**Exercise prompt**
Repeat each line of the material below exactly as it appears, minus any pictures.

**Raw data**
Begin
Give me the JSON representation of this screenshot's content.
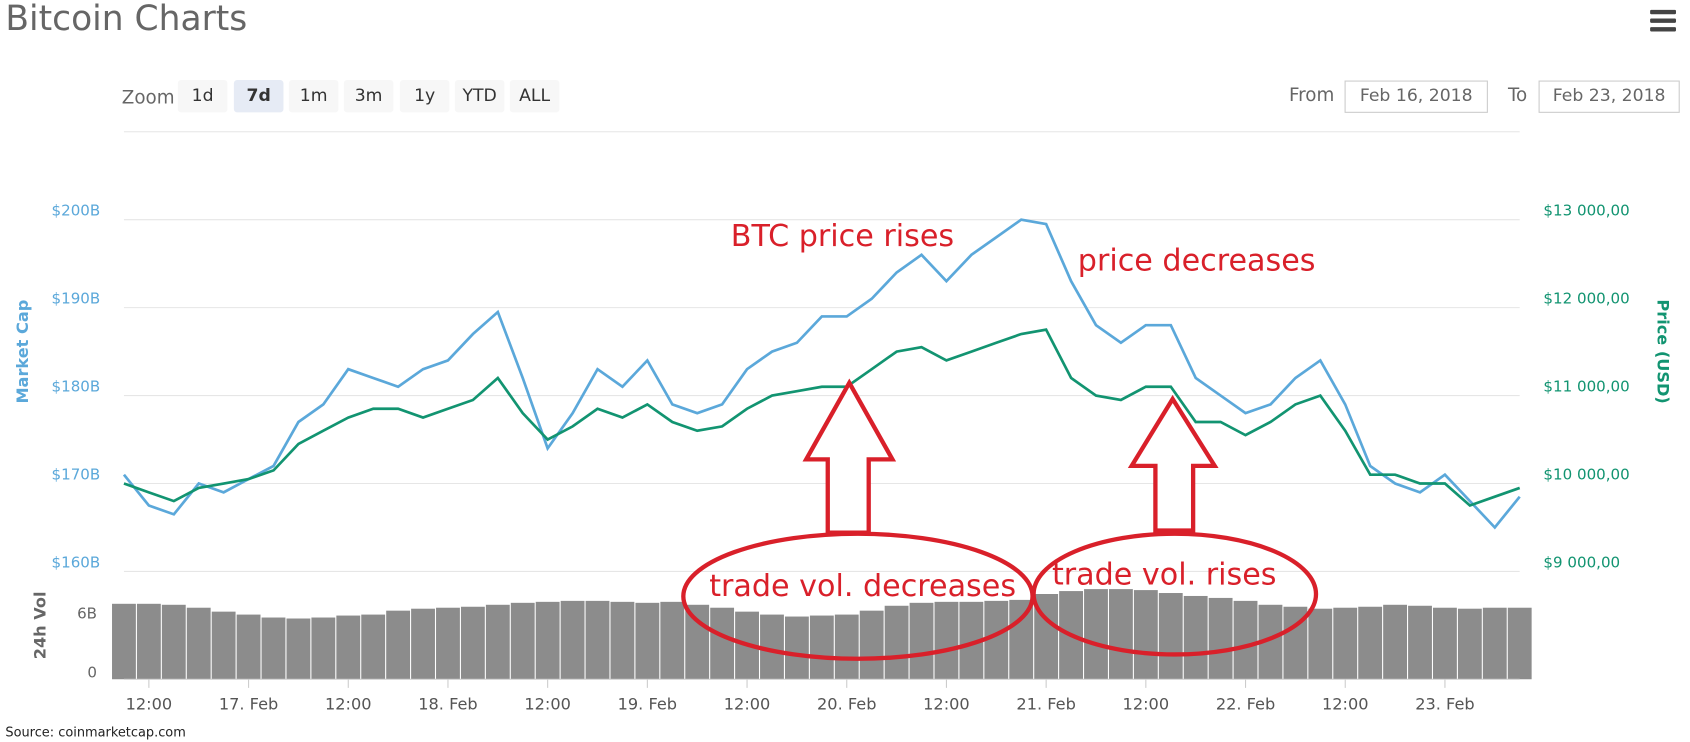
{
  "header": {
    "title": "Bitcoin Charts"
  },
  "controls": {
    "zoom_label": "Zoom",
    "zoom_options": [
      "1d",
      "7d",
      "1m",
      "3m",
      "1y",
      "YTD",
      "ALL"
    ],
    "from_label": "From",
    "from_value": "Feb 16, 2018",
    "to_label": "To",
    "to_value": "Feb 23, 2018"
  },
  "chart_data": [
    {
      "type": "line",
      "y_label": "Market Cap",
      "y2_label": "Price (USD)",
      "ylim": [
        160,
        210
      ],
      "yticks": [
        {
          "value": 160,
          "label": "$160B"
        },
        {
          "value": 170,
          "label": "$170B"
        },
        {
          "value": 180,
          "label": "$180B"
        },
        {
          "value": 190,
          "label": "$190B"
        },
        {
          "value": 200,
          "label": "$200B"
        }
      ],
      "y2lim": [
        9000,
        14000
      ],
      "y2ticks": [
        {
          "value": 9000,
          "label": "$9 000,00"
        },
        {
          "value": 10000,
          "label": "$10 000,00"
        },
        {
          "value": 11000,
          "label": "$11 000,00"
        },
        {
          "value": 12000,
          "label": "$12 000,00"
        },
        {
          "value": 13000,
          "label": "$13 000,00"
        }
      ],
      "grid": true,
      "series": [
        {
          "name": "Market Cap",
          "color": "#5ba8da",
          "values": [
            171,
            167.5,
            166.5,
            170,
            169,
            170.5,
            172,
            177,
            179,
            183,
            182,
            181,
            183,
            184,
            187,
            189.5,
            182,
            174,
            178,
            183,
            181,
            184,
            179,
            178,
            179,
            183,
            185,
            186,
            189,
            189,
            191,
            194,
            196,
            193,
            196,
            198,
            200,
            199.5,
            193,
            188,
            186,
            188,
            188,
            182,
            180,
            178,
            179,
            182,
            184,
            179,
            172,
            170,
            169,
            171,
            168,
            165,
            168.5
          ]
        },
        {
          "name": "Price (USD)",
          "color": "#129471",
          "axis": "y2",
          "values": [
            10000,
            9900,
            9800,
            9950,
            10000,
            10050,
            10150,
            10450,
            10600,
            10750,
            10850,
            10850,
            10750,
            10850,
            10950,
            11200,
            10800,
            10500,
            10650,
            10850,
            10750,
            10900,
            10700,
            10600,
            10650,
            10850,
            11000,
            11050,
            11100,
            11100,
            11300,
            11500,
            11550,
            11400,
            11500,
            11600,
            11700,
            11750,
            11200,
            11000,
            10950,
            11100,
            11100,
            10700,
            10700,
            10550,
            10700,
            10900,
            11000,
            10600,
            10100,
            10100,
            10000,
            10000,
            9750,
            9850,
            9950
          ]
        }
      ],
      "annotations": [
        "BTC price rises",
        "price decreases",
        "trade vol. decreases",
        "trade vol. rises"
      ]
    },
    {
      "type": "bar",
      "y_label": "24h Vol",
      "ylim": [
        0,
        11
      ],
      "yticks": [
        0,
        {
          "value": 6,
          "label": "6B"
        }
      ],
      "categories": [
        null,
        "12:00",
        null,
        null,
        null,
        "17. Feb",
        null,
        null,
        null,
        "12:00",
        null,
        null,
        null,
        "18. Feb",
        null,
        null,
        null,
        "12:00",
        null,
        null,
        null,
        "19. Feb",
        null,
        null,
        null,
        "12:00",
        null,
        null,
        null,
        "20. Feb",
        null,
        null,
        null,
        "12:00",
        null,
        null,
        null,
        "21. Feb",
        null,
        null,
        null,
        "12:00",
        null,
        null,
        null,
        "22. Feb",
        null,
        null,
        null,
        "12:00",
        null,
        null,
        null,
        "23. Feb",
        null,
        null,
        null
      ],
      "color": "#8c8c8c",
      "values": [
        7.7,
        7.7,
        7.6,
        7.3,
        6.9,
        6.6,
        6.3,
        6.2,
        6.3,
        6.5,
        6.6,
        7.0,
        7.2,
        7.3,
        7.4,
        7.6,
        7.8,
        7.9,
        8.0,
        8.0,
        7.9,
        7.8,
        7.9,
        7.6,
        7.3,
        6.9,
        6.6,
        6.4,
        6.5,
        6.6,
        7.0,
        7.5,
        7.8,
        7.9,
        7.9,
        8.0,
        8.1,
        8.7,
        9.0,
        9.2,
        9.2,
        9.1,
        8.8,
        8.5,
        8.3,
        8.0,
        7.6,
        7.4,
        7.2,
        7.3,
        7.4,
        7.6,
        7.5,
        7.3,
        7.2,
        7.3,
        7.3
      ]
    }
  ],
  "source": "Source: coinmarketcap.com"
}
End
**Solution to this problem**
Give me the JSON representation of this screenshot's content.
{
  "header": {
    "title": "Bitcoin Charts"
  },
  "controls": {
    "zoom_label": "Zoom",
    "zoom_options": [
      "1d",
      "7d",
      "1m",
      "3m",
      "1y",
      "YTD",
      "ALL"
    ],
    "from_label": "From",
    "from_value": "Feb 16, 2018",
    "to_label": "To",
    "to_value": "Feb 23, 2018"
  },
  "chart_data": [
    {
      "type": "line",
      "y_label": "Market Cap",
      "y2_label": "Price (USD)",
      "ylim": [
        160,
        210
      ],
      "yticks": [
        {
          "value": 160,
          "label": "$160B"
        },
        {
          "value": 170,
          "label": "$170B"
        },
        {
          "value": 180,
          "label": "$180B"
        },
        {
          "value": 190,
          "label": "$190B"
        },
        {
          "value": 200,
          "label": "$200B"
        }
      ],
      "y2lim": [
        9000,
        14000
      ],
      "y2ticks": [
        {
          "value": 9000,
          "label": "$9 000,00"
        },
        {
          "value": 10000,
          "label": "$10 000,00"
        },
        {
          "value": 11000,
          "label": "$11 000,00"
        },
        {
          "value": 12000,
          "label": "$12 000,00"
        },
        {
          "value": 13000,
          "label": "$13 000,00"
        }
      ],
      "grid": true,
      "series": [
        {
          "name": "Market Cap",
          "color": "#5ba8da",
          "values": [
            171,
            167.5,
            166.5,
            170,
            169,
            170.5,
            172,
            177,
            179,
            183,
            182,
            181,
            183,
            184,
            187,
            189.5,
            182,
            174,
            178,
            183,
            181,
            184,
            179,
            178,
            179,
            183,
            185,
            186,
            189,
            189,
            191,
            194,
            196,
            193,
            196,
            198,
            200,
            199.5,
            193,
            188,
            186,
            188,
            188,
            182,
            180,
            178,
            179,
            182,
            184,
            179,
            172,
            170,
            169,
            171,
            168,
            165,
            168.5
          ]
        },
        {
          "name": "Price (USD)",
          "color": "#129471",
          "axis": "y2",
          "values": [
            10000,
            9900,
            9800,
            9950,
            10000,
            10050,
            10150,
            10450,
            10600,
            10750,
            10850,
            10850,
            10750,
            10850,
            10950,
            11200,
            10800,
            10500,
            10650,
            10850,
            10750,
            10900,
            10700,
            10600,
            10650,
            10850,
            11000,
            11050,
            11100,
            11100,
            11300,
            11500,
            11550,
            11400,
            11500,
            11600,
            11700,
            11750,
            11200,
            11000,
            10950,
            11100,
            11100,
            10700,
            10700,
            10550,
            10700,
            10900,
            11000,
            10600,
            10100,
            10100,
            10000,
            10000,
            9750,
            9850,
            9950
          ]
        }
      ],
      "annotations": [
        "BTC price rises",
        "price decreases",
        "trade vol. decreases",
        "trade vol. rises"
      ]
    },
    {
      "type": "bar",
      "y_label": "24h Vol",
      "ylim": [
        0,
        11
      ],
      "yticks": [
        0,
        {
          "value": 6,
          "label": "6B"
        }
      ],
      "categories": [
        null,
        "12:00",
        null,
        null,
        null,
        "17. Feb",
        null,
        null,
        null,
        "12:00",
        null,
        null,
        null,
        "18. Feb",
        null,
        null,
        null,
        "12:00",
        null,
        null,
        null,
        "19. Feb",
        null,
        null,
        null,
        "12:00",
        null,
        null,
        null,
        "20. Feb",
        null,
        null,
        null,
        "12:00",
        null,
        null,
        null,
        "21. Feb",
        null,
        null,
        null,
        "12:00",
        null,
        null,
        null,
        "22. Feb",
        null,
        null,
        null,
        "12:00",
        null,
        null,
        null,
        "23. Feb",
        null,
        null,
        null
      ],
      "color": "#8c8c8c",
      "values": [
        7.7,
        7.7,
        7.6,
        7.3,
        6.9,
        6.6,
        6.3,
        6.2,
        6.3,
        6.5,
        6.6,
        7.0,
        7.2,
        7.3,
        7.4,
        7.6,
        7.8,
        7.9,
        8.0,
        8.0,
        7.9,
        7.8,
        7.9,
        7.6,
        7.3,
        6.9,
        6.6,
        6.4,
        6.5,
        6.6,
        7.0,
        7.5,
        7.8,
        7.9,
        7.9,
        8.0,
        8.1,
        8.7,
        9.0,
        9.2,
        9.2,
        9.1,
        8.8,
        8.5,
        8.3,
        8.0,
        7.6,
        7.4,
        7.2,
        7.3,
        7.4,
        7.6,
        7.5,
        7.3,
        7.2,
        7.3,
        7.3
      ]
    }
  ],
  "source": "Source: coinmarketcap.com"
}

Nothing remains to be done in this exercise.